=== DATA EXCERPTS ===
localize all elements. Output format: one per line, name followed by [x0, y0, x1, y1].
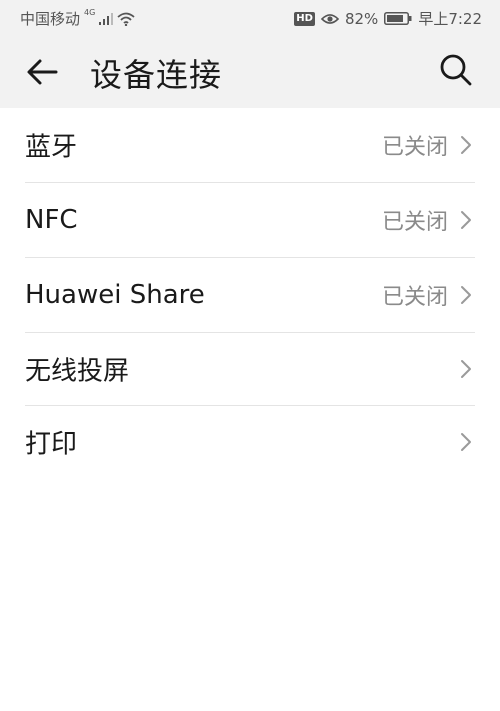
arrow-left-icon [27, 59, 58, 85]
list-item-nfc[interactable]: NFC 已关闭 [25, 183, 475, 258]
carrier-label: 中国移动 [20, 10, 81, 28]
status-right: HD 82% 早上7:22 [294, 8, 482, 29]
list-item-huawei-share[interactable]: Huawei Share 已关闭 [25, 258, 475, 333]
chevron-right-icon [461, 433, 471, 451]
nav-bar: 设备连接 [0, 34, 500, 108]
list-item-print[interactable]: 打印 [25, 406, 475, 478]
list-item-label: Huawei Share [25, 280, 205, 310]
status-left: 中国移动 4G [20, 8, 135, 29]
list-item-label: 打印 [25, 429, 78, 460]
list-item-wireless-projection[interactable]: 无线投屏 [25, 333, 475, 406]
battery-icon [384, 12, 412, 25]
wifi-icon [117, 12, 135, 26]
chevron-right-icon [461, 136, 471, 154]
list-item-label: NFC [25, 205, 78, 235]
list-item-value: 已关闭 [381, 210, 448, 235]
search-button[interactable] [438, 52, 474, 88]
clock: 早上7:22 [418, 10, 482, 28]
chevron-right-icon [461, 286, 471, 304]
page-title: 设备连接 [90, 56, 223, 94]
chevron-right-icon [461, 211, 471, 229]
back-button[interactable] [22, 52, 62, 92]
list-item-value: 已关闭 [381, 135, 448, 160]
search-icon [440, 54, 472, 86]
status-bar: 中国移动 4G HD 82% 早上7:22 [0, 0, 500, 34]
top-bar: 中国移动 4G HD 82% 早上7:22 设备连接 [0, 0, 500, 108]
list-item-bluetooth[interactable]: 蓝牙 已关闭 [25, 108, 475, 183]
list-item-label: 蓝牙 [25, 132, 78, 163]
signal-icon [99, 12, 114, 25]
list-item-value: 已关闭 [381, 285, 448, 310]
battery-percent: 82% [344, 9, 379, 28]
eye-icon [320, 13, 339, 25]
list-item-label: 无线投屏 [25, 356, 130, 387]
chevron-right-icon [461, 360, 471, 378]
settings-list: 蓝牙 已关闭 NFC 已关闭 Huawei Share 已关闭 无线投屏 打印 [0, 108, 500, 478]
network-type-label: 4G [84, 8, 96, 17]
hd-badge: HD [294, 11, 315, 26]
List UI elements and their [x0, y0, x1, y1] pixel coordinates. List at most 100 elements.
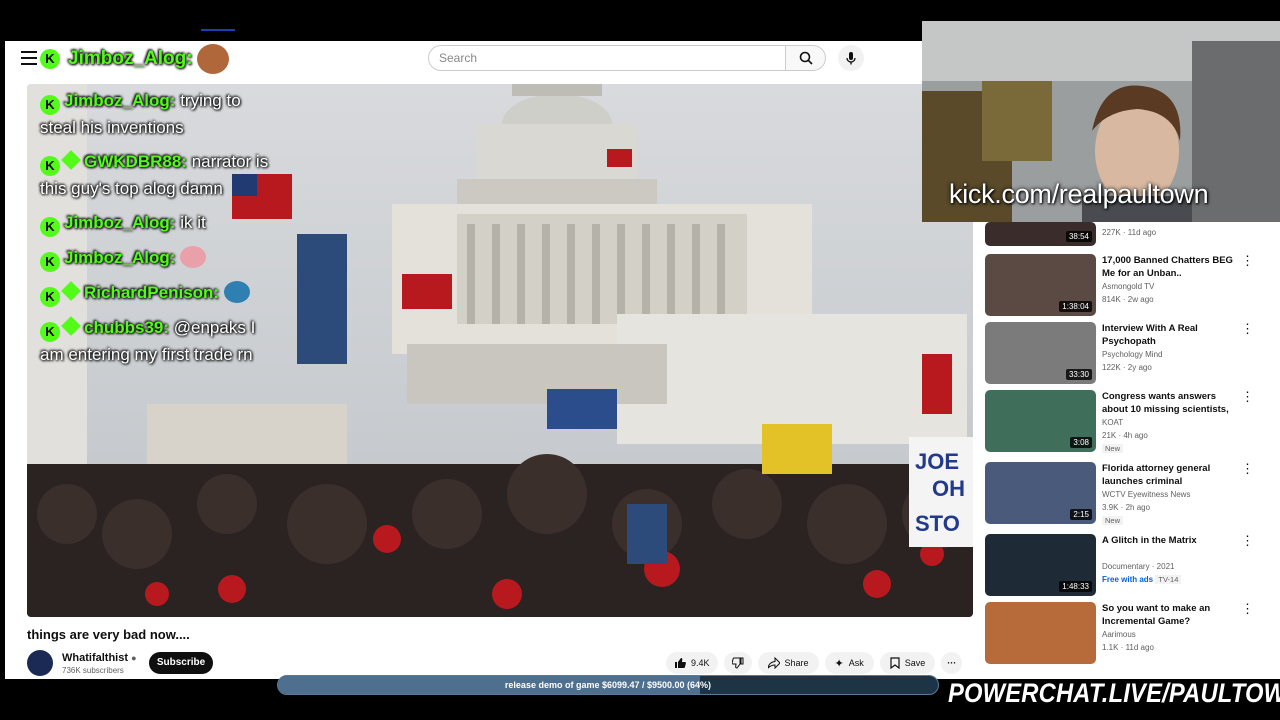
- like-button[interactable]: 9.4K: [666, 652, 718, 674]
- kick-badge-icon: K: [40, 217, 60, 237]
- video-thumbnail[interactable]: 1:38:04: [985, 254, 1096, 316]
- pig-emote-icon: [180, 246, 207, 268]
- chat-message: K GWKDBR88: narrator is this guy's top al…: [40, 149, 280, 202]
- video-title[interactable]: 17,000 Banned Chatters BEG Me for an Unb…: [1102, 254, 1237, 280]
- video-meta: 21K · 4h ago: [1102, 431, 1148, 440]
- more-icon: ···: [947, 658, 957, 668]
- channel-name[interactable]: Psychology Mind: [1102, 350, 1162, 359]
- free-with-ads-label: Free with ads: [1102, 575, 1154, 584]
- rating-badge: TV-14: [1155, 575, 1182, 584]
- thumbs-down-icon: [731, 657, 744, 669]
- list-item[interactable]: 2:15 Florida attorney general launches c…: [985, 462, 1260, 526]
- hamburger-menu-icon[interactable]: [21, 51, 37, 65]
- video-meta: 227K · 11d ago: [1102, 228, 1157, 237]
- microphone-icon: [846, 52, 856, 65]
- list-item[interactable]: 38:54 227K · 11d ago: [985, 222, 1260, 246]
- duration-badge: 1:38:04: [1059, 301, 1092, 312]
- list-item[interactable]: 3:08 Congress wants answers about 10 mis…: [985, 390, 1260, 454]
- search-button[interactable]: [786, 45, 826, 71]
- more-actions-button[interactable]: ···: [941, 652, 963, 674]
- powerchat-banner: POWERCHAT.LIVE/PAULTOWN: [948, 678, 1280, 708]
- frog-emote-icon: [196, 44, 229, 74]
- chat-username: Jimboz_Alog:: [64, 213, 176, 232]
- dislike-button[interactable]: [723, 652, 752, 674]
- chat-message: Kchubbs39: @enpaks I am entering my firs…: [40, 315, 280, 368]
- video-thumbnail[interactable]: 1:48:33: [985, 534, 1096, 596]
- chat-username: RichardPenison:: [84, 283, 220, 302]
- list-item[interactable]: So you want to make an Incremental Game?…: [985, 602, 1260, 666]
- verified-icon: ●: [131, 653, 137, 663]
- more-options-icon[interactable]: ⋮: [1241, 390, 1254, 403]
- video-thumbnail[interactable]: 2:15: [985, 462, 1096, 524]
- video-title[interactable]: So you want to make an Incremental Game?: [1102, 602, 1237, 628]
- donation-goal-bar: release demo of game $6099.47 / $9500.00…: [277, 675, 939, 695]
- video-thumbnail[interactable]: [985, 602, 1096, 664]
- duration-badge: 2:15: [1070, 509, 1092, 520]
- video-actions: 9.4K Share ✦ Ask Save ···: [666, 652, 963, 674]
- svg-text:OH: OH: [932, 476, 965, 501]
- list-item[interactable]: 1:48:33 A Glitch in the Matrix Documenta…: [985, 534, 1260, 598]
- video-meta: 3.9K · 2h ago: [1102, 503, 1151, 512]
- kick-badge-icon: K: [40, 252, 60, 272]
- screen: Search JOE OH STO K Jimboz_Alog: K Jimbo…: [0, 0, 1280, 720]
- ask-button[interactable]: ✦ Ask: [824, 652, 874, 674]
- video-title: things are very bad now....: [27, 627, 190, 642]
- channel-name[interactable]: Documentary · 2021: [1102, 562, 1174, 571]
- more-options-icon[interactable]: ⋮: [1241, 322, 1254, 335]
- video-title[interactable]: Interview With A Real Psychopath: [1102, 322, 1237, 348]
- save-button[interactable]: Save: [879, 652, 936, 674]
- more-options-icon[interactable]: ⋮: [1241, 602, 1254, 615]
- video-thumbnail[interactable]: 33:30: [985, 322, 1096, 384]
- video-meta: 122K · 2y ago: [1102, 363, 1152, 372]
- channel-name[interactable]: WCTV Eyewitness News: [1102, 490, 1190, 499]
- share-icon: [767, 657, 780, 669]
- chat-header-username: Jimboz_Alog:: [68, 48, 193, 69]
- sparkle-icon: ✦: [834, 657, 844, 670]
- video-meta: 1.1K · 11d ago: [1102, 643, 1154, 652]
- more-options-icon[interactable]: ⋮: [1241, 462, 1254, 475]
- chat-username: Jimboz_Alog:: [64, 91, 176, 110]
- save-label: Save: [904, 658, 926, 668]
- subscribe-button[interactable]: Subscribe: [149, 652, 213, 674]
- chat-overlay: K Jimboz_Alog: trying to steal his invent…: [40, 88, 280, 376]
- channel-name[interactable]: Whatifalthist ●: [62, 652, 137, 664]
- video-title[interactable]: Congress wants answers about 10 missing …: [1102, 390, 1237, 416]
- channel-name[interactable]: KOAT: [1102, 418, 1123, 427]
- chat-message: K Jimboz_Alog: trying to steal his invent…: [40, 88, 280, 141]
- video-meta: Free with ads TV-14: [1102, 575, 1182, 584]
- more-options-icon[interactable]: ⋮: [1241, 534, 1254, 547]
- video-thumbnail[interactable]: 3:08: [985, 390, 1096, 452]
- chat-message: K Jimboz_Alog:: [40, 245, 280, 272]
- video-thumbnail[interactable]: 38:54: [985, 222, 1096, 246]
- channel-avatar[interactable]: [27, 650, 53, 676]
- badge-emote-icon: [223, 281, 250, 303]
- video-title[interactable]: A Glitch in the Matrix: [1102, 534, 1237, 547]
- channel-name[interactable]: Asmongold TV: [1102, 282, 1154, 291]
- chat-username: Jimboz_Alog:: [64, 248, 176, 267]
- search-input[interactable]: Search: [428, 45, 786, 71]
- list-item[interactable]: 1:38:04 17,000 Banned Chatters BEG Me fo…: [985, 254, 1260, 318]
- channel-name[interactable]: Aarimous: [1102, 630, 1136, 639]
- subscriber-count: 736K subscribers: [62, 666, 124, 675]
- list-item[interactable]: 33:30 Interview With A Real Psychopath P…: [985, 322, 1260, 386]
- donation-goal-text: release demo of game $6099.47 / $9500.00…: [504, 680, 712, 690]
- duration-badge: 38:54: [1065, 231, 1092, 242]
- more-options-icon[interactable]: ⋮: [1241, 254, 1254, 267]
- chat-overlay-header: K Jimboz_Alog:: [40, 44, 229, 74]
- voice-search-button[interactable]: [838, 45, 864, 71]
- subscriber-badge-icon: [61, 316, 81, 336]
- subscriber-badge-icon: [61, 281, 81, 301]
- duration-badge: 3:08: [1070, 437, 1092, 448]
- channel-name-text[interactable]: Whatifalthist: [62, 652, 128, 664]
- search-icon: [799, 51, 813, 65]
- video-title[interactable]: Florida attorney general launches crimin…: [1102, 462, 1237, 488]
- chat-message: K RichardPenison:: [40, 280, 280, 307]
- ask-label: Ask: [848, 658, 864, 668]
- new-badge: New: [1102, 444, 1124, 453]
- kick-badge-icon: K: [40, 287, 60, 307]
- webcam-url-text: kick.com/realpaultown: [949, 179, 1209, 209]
===
Collect every line of the rows above that contains the string "elements", treating uppercase and lowercase letters as distinct.

◆ RESULT OF THIS EXERCISE ◆
localize all elements. Output format: one per line, name followed by [x0, y0, x1, y1].
List UI elements and their [x0, y0, x1, y1] pixel coordinates. List at most 100 elements.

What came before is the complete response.